### Data to use ###
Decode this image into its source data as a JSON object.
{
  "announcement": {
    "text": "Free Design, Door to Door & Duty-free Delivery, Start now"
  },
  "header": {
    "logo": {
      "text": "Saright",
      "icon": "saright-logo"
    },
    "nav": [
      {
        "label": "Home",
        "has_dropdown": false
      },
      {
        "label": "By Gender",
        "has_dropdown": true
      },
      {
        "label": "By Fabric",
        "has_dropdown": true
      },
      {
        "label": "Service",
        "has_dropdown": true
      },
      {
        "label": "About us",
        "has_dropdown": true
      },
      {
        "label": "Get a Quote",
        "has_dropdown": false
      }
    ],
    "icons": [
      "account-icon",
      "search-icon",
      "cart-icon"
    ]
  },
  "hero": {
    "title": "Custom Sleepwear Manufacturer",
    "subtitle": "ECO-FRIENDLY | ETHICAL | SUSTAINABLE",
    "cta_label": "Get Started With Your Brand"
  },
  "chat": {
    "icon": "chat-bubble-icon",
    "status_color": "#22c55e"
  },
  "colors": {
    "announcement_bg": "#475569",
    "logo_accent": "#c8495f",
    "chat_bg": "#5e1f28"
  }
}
###
*Short problem:* Identify every line above that includes the word "text", and show those lines.

*The solution:*
    "text": "Free Design, Door to Door & Duty-free Delivery, Start now"
      "text": "Saright",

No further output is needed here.